Work instructions>
Repeat each record exactly. Any picture gets left out.
>> BEGIN Supplied entries
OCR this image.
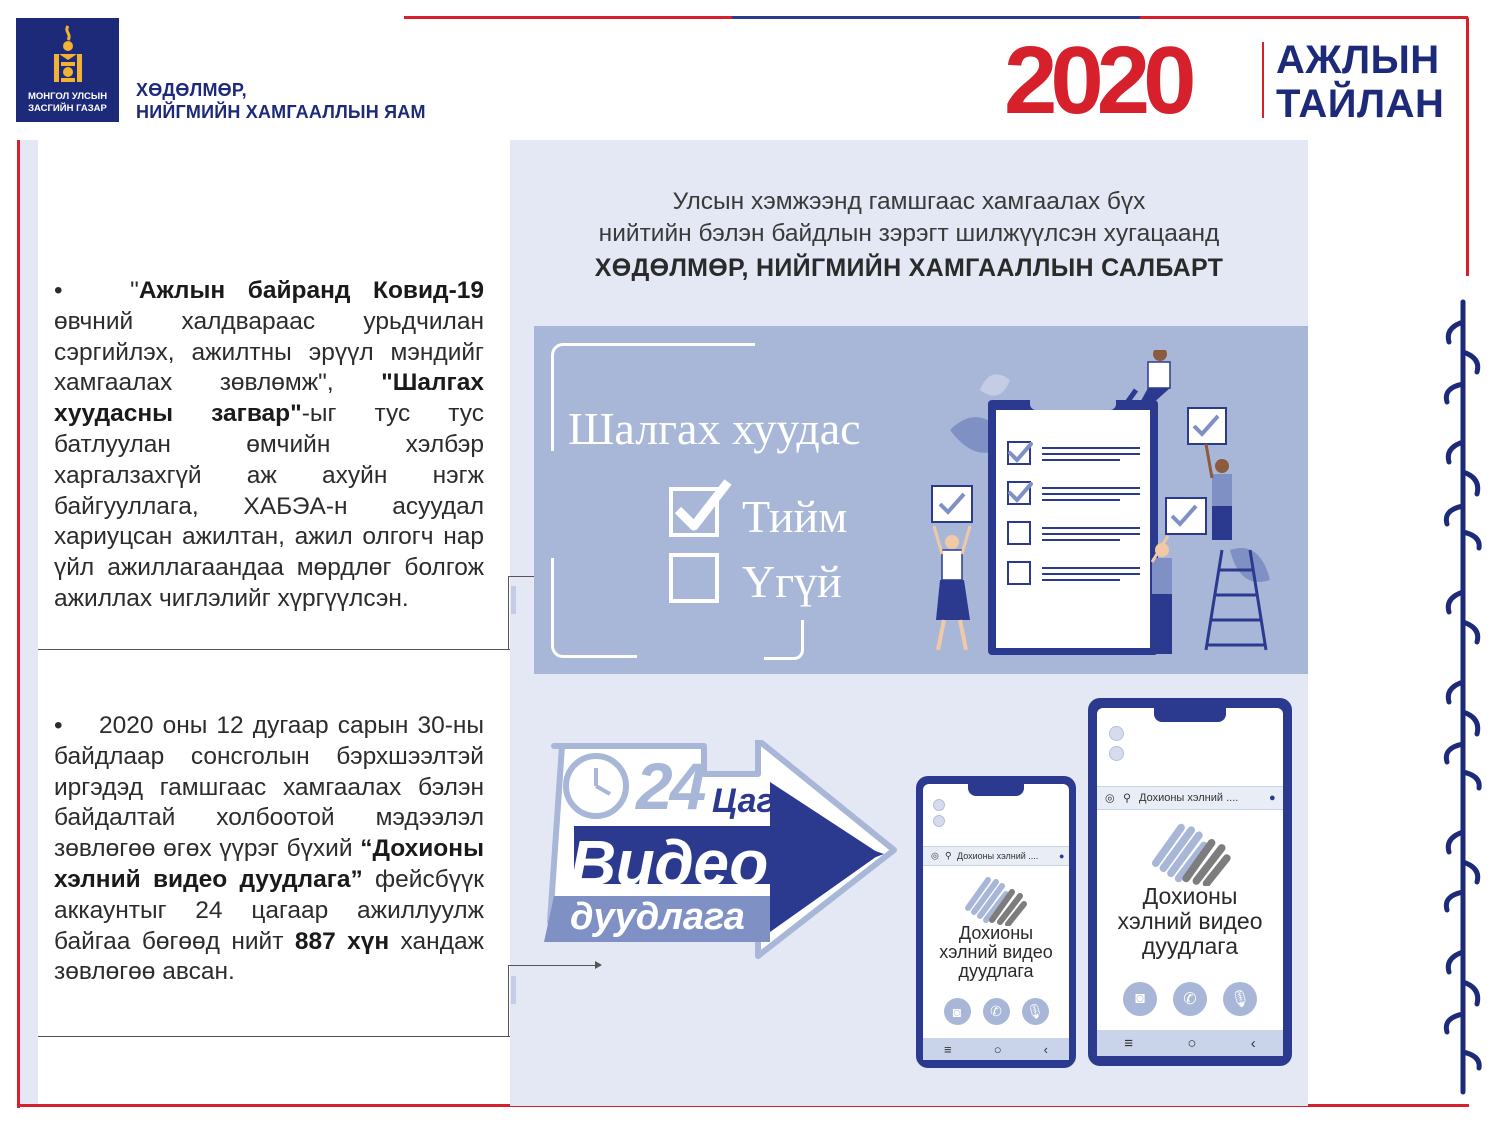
МОНГОЛ УЛСЫН
ЗАСГИЙН ГАЗАР
ХӨДӨЛМӨР,
НИЙГМИЙН ХАМГААЛЛЫН ЯАМ	2020 АЖЛЫН
ТАЙЛАН
•   "Ажлын байранд Ковид-19 өвчний халдвараас урьдчилан сэргийлэх, ажилтны эрүүл мэндийг хамгаалах зөвлөмж", "Шалгах хуудасны загвар"-ыг тус тус батлуулан өмчийн хэлбэр харгалзахгүй аж ахуйн нэгж байгууллага, ХАБЭА-н асуудал хариуцсан ажилтан, ажил олгогч нар үйл ажиллагаандаа мөрдлөг болгож ажиллах чиглэлийг хүргүүлсэн.
•    2020 оны 12 дугаар сарын 30-ны байдлаар сонсголын бэрхшээлтэй иргэдэд гамшгаас хамгаалах бэлэн байдалтай холбоотой мэдээлэл зөвлөгөө өгөх үүрэг бүхий “Дохионы хэлний видео дуудлага” фейсбүүк аккаунтыг 24 цагаар ажиллуулж байгаа бөгөөд нийт 887 хүн хандаж зөвлөгөө авсан.
Улсын хэмжээнд гамшгаас хамгаалах бүх
нийтийн бэлэн байдлын зэрэгт шилжүүлсэн хугацаанд
ХӨДӨЛМӨР, НИЙГМИЙН ХАМГААЛЛЫН САЛБАРТ
Шалгах хуудас
Тийм
Үгүй
24 Цаг
Видео
дуудлага
◎ ⚲ Дохионы хэлний .... ●
Дохионы
хэлний видео
дуудлага
◙	✆	🎙
≡	○	‹
◎ ⚲ Дохионы хэлний ....	●
Дохионы
хэлний видео
дуудлага
◙	✆	🎙
≡	○	‹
>> END Supplied entries
Solution below>
OCR this image.
МОНГОЛ УЛСЫН
ЗАСГИЙН ГАЗАР
ХӨДӨЛМӨР,
НИЙГМИЙН ХАМГААЛЛЫН ЯАМ	2020 АЖЛЫН
ТАЙЛАН
•   "Ажлын байранд Ковид-19 өвчний халдвараас урьдчилан сэргийлэх, ажилтны эрүүл мэндийг хамгаалах зөвлөмж", "Шалгах хуудасны загвар"-ыг тус тус батлуулан өмчийн хэлбэр харгалзахгүй аж ахуйн нэгж байгууллага, ХАБЭА-н асуудал хариуцсан ажилтан, ажил олгогч нар үйл ажиллагаандаа мөрдлөг болгож ажиллах чиглэлийг хүргүүлсэн.
•    2020 оны 12 дугаар сарын 30-ны байдлаар сонсголын бэрхшээлтэй иргэдэд гамшгаас хамгаалах бэлэн байдалтай холбоотой мэдээлэл зөвлөгөө өгөх үүрэг бүхий “Дохионы хэлний видео дуудлага” фейсбүүк аккаунтыг 24 цагаар ажиллуулж байгаа бөгөөд нийт 887 хүн хандаж зөвлөгөө авсан.
Улсын хэмжээнд гамшгаас хамгаалах бүх
нийтийн бэлэн байдлын зэрэгт шилжүүлсэн хугацаанд
ХӨДӨЛМӨР, НИЙГМИЙН ХАМГААЛЛЫН САЛБАРТ
Шалгах хуудас
Тийм
Үгүй
24 Цаг
Видео
дуудлага
◎ ⚲ Дохионы хэлний .... ●
Дохионы
хэлний видео
дуудлага
◙	✆	🎙
≡	○	‹
◎ ⚲ Дохионы хэлний ....	●
Дохионы
хэлний видео
дуудлага
◙	✆	🎙
≡	○	‹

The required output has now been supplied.